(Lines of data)
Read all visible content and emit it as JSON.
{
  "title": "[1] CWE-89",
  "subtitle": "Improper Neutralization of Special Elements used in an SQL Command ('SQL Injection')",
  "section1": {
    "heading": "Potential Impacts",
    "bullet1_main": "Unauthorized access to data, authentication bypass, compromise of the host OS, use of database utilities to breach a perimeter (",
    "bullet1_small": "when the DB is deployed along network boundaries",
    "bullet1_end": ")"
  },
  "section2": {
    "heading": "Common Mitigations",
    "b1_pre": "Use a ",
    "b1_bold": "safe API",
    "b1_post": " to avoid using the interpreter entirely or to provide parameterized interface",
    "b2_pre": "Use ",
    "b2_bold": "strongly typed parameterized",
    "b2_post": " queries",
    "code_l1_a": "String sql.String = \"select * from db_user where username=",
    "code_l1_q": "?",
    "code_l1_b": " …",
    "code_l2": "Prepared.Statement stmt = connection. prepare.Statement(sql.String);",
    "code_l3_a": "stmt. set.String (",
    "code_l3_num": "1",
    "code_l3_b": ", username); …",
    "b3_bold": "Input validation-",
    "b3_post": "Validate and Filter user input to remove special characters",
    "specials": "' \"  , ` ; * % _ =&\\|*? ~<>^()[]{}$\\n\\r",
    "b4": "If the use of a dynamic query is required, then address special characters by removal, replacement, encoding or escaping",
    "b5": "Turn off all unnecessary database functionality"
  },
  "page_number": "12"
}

> _WRITTEN TASK_: Reproduce the material above without altering a single character.

> _RESULT OF THIS EXERCISE_:
Read all visible content and emit it as JSON.
{
  "title": "[1] CWE-89",
  "subtitle": "Improper Neutralization of Special Elements used in an SQL Command ('SQL Injection')",
  "section1": {
    "heading": "Potential Impacts",
    "bullet1_main": "Unauthorized access to data, authentication bypass, compromise of the host OS, use of database utilities to breach a perimeter (",
    "bullet1_small": "when the DB is deployed along network boundaries",
    "bullet1_end": ")"
  },
  "section2": {
    "heading": "Common Mitigations",
    "b1_pre": "Use a ",
    "b1_bold": "safe API",
    "b1_post": " to avoid using the interpreter entirely or to provide parameterized interface",
    "b2_pre": "Use ",
    "b2_bold": "strongly typed parameterized",
    "b2_post": " queries",
    "code_l1_a": "String sql.String = \"select * from db_user where username=",
    "code_l1_q": "?",
    "code_l1_b": " …",
    "code_l2": "Prepared.Statement stmt = connection. prepare.Statement(sql.String);",
    "code_l3_a": "stmt. set.String (",
    "code_l3_num": "1",
    "code_l3_b": ", username); …",
    "b3_bold": "Input validation-",
    "b3_post": "Validate and Filter user input to remove special characters",
    "specials": "' \"  , ` ; * % _ =&\\|*? ~<>^()[]{}$\\n\\r",
    "b4": "If the use of a dynamic query is required, then address special characters by removal, replacement, encoding or escaping",
    "b5": "Turn off all unnecessary database functionality"
  },
  "page_number": "12"
}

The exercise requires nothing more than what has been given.